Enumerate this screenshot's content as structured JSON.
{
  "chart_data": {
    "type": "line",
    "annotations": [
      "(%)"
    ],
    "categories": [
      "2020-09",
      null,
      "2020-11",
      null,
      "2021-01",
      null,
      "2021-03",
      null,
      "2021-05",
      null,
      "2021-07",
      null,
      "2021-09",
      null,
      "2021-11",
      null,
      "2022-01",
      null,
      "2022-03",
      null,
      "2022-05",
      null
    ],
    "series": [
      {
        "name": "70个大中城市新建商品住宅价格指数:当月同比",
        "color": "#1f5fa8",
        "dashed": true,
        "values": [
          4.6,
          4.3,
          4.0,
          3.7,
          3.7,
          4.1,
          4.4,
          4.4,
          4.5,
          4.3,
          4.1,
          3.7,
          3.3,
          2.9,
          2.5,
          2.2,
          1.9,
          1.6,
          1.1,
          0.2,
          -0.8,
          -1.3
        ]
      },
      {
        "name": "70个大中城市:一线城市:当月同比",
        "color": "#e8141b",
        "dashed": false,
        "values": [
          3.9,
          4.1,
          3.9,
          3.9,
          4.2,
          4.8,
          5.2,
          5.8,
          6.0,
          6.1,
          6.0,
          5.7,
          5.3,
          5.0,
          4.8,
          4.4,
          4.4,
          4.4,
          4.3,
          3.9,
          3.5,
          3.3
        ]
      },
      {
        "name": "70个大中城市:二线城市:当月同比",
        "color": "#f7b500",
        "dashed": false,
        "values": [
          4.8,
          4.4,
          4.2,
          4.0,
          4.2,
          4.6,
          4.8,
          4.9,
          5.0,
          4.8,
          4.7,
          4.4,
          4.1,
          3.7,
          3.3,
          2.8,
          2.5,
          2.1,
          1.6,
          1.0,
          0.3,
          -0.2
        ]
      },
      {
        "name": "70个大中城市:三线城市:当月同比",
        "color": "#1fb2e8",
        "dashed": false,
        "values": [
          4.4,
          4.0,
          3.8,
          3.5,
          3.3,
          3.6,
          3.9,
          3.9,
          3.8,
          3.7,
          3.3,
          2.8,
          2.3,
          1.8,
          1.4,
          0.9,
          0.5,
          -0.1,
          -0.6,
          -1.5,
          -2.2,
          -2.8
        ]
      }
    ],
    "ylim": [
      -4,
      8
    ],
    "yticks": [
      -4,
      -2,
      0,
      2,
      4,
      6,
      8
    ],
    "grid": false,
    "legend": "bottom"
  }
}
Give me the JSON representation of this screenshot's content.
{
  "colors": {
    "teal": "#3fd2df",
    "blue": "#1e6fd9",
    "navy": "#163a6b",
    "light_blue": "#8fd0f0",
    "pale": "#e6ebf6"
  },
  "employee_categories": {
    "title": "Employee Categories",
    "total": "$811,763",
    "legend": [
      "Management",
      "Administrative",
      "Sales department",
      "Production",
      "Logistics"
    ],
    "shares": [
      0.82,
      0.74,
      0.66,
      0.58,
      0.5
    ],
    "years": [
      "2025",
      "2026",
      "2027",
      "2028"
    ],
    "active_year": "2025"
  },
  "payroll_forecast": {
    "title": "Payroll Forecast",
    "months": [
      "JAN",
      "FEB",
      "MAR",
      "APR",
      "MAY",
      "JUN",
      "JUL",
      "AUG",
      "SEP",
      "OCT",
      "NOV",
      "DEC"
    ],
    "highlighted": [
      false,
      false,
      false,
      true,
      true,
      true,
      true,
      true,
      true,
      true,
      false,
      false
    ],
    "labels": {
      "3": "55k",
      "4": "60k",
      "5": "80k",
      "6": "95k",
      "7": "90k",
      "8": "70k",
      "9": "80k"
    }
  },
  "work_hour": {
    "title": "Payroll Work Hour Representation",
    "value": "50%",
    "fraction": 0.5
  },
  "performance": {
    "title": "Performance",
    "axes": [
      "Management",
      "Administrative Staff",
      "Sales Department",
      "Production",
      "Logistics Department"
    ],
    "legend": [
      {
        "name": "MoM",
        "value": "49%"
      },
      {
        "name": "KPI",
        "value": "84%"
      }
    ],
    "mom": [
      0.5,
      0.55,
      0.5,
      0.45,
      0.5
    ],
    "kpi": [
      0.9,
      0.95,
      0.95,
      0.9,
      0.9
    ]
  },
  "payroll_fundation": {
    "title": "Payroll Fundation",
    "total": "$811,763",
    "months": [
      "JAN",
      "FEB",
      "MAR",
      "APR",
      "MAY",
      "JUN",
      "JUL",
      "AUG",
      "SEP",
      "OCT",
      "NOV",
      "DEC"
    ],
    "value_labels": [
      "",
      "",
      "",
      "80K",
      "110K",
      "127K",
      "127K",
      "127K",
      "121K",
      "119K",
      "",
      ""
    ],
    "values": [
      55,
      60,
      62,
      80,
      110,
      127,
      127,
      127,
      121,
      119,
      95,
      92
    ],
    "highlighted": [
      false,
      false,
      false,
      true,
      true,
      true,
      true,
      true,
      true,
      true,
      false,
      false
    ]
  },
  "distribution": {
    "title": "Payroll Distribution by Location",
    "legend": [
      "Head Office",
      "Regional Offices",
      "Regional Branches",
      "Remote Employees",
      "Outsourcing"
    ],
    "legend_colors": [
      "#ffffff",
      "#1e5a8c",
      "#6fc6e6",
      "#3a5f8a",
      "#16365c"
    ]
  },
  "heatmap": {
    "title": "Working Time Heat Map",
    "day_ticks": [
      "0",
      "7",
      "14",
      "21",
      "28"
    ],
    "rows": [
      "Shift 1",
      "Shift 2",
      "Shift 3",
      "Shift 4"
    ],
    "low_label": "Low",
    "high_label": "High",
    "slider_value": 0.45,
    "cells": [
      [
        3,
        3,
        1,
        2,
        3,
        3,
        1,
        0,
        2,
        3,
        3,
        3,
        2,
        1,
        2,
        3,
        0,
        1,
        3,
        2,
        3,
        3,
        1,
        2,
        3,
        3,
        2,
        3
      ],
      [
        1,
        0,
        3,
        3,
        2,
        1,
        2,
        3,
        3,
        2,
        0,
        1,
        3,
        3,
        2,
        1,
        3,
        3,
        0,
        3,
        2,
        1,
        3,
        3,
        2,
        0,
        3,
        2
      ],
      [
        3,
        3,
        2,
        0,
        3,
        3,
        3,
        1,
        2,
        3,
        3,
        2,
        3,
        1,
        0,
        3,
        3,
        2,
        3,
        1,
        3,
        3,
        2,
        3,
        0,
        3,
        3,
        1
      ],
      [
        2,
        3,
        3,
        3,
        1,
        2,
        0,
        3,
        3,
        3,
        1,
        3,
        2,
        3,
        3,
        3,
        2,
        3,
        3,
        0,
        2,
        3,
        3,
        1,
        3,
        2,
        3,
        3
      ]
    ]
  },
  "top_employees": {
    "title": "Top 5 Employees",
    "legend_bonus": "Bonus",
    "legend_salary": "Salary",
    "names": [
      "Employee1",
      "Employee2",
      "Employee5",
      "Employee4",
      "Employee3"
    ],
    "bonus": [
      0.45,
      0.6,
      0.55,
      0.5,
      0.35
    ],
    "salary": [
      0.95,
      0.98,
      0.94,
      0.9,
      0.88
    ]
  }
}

## WHAT YOU NEED TO DO
All of the data needs to be printed once more, exactly.

## WORKED ANSWER
Enumerate this screenshot's content as structured JSON.
{
  "chart_data": {
    "type": "line",
    "annotations": [
      "(%)"
    ],
    "categories": [
      "2020-09",
      null,
      "2020-11",
      null,
      "2021-01",
      null,
      "2021-03",
      null,
      "2021-05",
      null,
      "2021-07",
      null,
      "2021-09",
      null,
      "2021-11",
      null,
      "2022-01",
      null,
      "2022-03",
      null,
      "2022-05",
      null
    ],
    "series": [
      {
        "name": "70个大中城市新建商品住宅价格指数:当月同比",
        "color": "#1f5fa8",
        "dashed": true,
        "values": [
          4.6,
          4.3,
          4.0,
          3.7,
          3.7,
          4.1,
          4.4,
          4.4,
          4.5,
          4.3,
          4.1,
          3.7,
          3.3,
          2.9,
          2.5,
          2.2,
          1.9,
          1.6,
          1.1,
          0.2,
          -0.8,
          -1.3
        ]
      },
      {
        "name": "70个大中城市:一线城市:当月同比",
        "color": "#e8141b",
        "dashed": false,
        "values": [
          3.9,
          4.1,
          3.9,
          3.9,
          4.2,
          4.8,
          5.2,
          5.8,
          6.0,
          6.1,
          6.0,
          5.7,
          5.3,
          5.0,
          4.8,
          4.4,
          4.4,
          4.4,
          4.3,
          3.9,
          3.5,
          3.3
        ]
      },
      {
        "name": "70个大中城市:二线城市:当月同比",
        "color": "#f7b500",
        "dashed": false,
        "values": [
          4.8,
          4.4,
          4.2,
          4.0,
          4.2,
          4.6,
          4.8,
          4.9,
          5.0,
          4.8,
          4.7,
          4.4,
          4.1,
          3.7,
          3.3,
          2.8,
          2.5,
          2.1,
          1.6,
          1.0,
          0.3,
          -0.2
        ]
      },
      {
        "name": "70个大中城市:三线城市:当月同比",
        "color": "#1fb2e8",
        "dashed": false,
        "values": [
          4.4,
          4.0,
          3.8,
          3.5,
          3.3,
          3.6,
          3.9,
          3.9,
          3.8,
          3.7,
          3.3,
          2.8,
          2.3,
          1.8,
          1.4,
          0.9,
          0.5,
          -0.1,
          -0.6,
          -1.5,
          -2.2,
          -2.8
        ]
      }
    ],
    "ylim": [
      -4,
      8
    ],
    "yticks": [
      -4,
      -2,
      0,
      2,
      4,
      6,
      8
    ],
    "grid": false,
    "legend": "bottom"
  }
}
Give me the JSON representation of this screenshot's content.
{
  "colors": {
    "teal": "#3fd2df",
    "blue": "#1e6fd9",
    "navy": "#163a6b",
    "light_blue": "#8fd0f0",
    "pale": "#e6ebf6"
  },
  "employee_categories": {
    "title": "Employee Categories",
    "total": "$811,763",
    "legend": [
      "Management",
      "Administrative",
      "Sales department",
      "Production",
      "Logistics"
    ],
    "shares": [
      0.82,
      0.74,
      0.66,
      0.58,
      0.5
    ],
    "years": [
      "2025",
      "2026",
      "2027",
      "2028"
    ],
    "active_year": "2025"
  },
  "payroll_forecast": {
    "title": "Payroll Forecast",
    "months": [
      "JAN",
      "FEB",
      "MAR",
      "APR",
      "MAY",
      "JUN",
      "JUL",
      "AUG",
      "SEP",
      "OCT",
      "NOV",
      "DEC"
    ],
    "highlighted": [
      false,
      false,
      false,
      true,
      true,
      true,
      true,
      true,
      true,
      true,
      false,
      false
    ],
    "labels": {
      "3": "55k",
      "4": "60k",
      "5": "80k",
      "6": "95k",
      "7": "90k",
      "8": "70k",
      "9": "80k"
    }
  },
  "work_hour": {
    "title": "Payroll Work Hour Representation",
    "value": "50%",
    "fraction": 0.5
  },
  "performance": {
    "title": "Performance",
    "axes": [
      "Management",
      "Administrative Staff",
      "Sales Department",
      "Production",
      "Logistics Department"
    ],
    "legend": [
      {
        "name": "MoM",
        "value": "49%"
      },
      {
        "name": "KPI",
        "value": "84%"
      }
    ],
    "mom": [
      0.5,
      0.55,
      0.5,
      0.45,
      0.5
    ],
    "kpi": [
      0.9,
      0.95,
      0.95,
      0.9,
      0.9
    ]
  },
  "payroll_fundation": {
    "title": "Payroll Fundation",
    "total": "$811,763",
    "months": [
      "JAN",
      "FEB",
      "MAR",
      "APR",
      "MAY",
      "JUN",
      "JUL",
      "AUG",
      "SEP",
      "OCT",
      "NOV",
      "DEC"
    ],
    "value_labels": [
      "",
      "",
      "",
      "80K",
      "110K",
      "127K",
      "127K",
      "127K",
      "121K",
      "119K",
      "",
      ""
    ],
    "values": [
      55,
      60,
      62,
      80,
      110,
      127,
      127,
      127,
      121,
      119,
      95,
      92
    ],
    "highlighted": [
      false,
      false,
      false,
      true,
      true,
      true,
      true,
      true,
      true,
      true,
      false,
      false
    ]
  },
  "distribution": {
    "title": "Payroll Distribution by Location",
    "legend": [
      "Head Office",
      "Regional Offices",
      "Regional Branches",
      "Remote Employees",
      "Outsourcing"
    ],
    "legend_colors": [
      "#ffffff",
      "#1e5a8c",
      "#6fc6e6",
      "#3a5f8a",
      "#16365c"
    ]
  },
  "heatmap": {
    "title": "Working Time Heat Map",
    "day_ticks": [
      "0",
      "7",
      "14",
      "21",
      "28"
    ],
    "rows": [
      "Shift 1",
      "Shift 2",
      "Shift 3",
      "Shift 4"
    ],
    "low_label": "Low",
    "high_label": "High",
    "slider_value": 0.45,
    "cells": [
      [
        3,
        3,
        1,
        2,
        3,
        3,
        1,
        0,
        2,
        3,
        3,
        3,
        2,
        1,
        2,
        3,
        0,
        1,
        3,
        2,
        3,
        3,
        1,
        2,
        3,
        3,
        2,
        3
      ],
      [
        1,
        0,
        3,
        3,
        2,
        1,
        2,
        3,
        3,
        2,
        0,
        1,
        3,
        3,
        2,
        1,
        3,
        3,
        0,
        3,
        2,
        1,
        3,
        3,
        2,
        0,
        3,
        2
      ],
      [
        3,
        3,
        2,
        0,
        3,
        3,
        3,
        1,
        2,
        3,
        3,
        2,
        3,
        1,
        0,
        3,
        3,
        2,
        3,
        1,
        3,
        3,
        2,
        3,
        0,
        3,
        3,
        1
      ],
      [
        2,
        3,
        3,
        3,
        1,
        2,
        0,
        3,
        3,
        3,
        1,
        3,
        2,
        3,
        3,
        3,
        2,
        3,
        3,
        0,
        2,
        3,
        3,
        1,
        3,
        2,
        3,
        3
      ]
    ]
  },
  "top_employees": {
    "title": "Top 5 Employees",
    "legend_bonus": "Bonus",
    "legend_salary": "Salary",
    "names": [
      "Employee1",
      "Employee2",
      "Employee5",
      "Employee4",
      "Employee3"
    ],
    "bonus": [
      0.45,
      0.6,
      0.55,
      0.5,
      0.35
    ],
    "salary": [
      0.95,
      0.98,
      0.94,
      0.9,
      0.88
    ]
  }
}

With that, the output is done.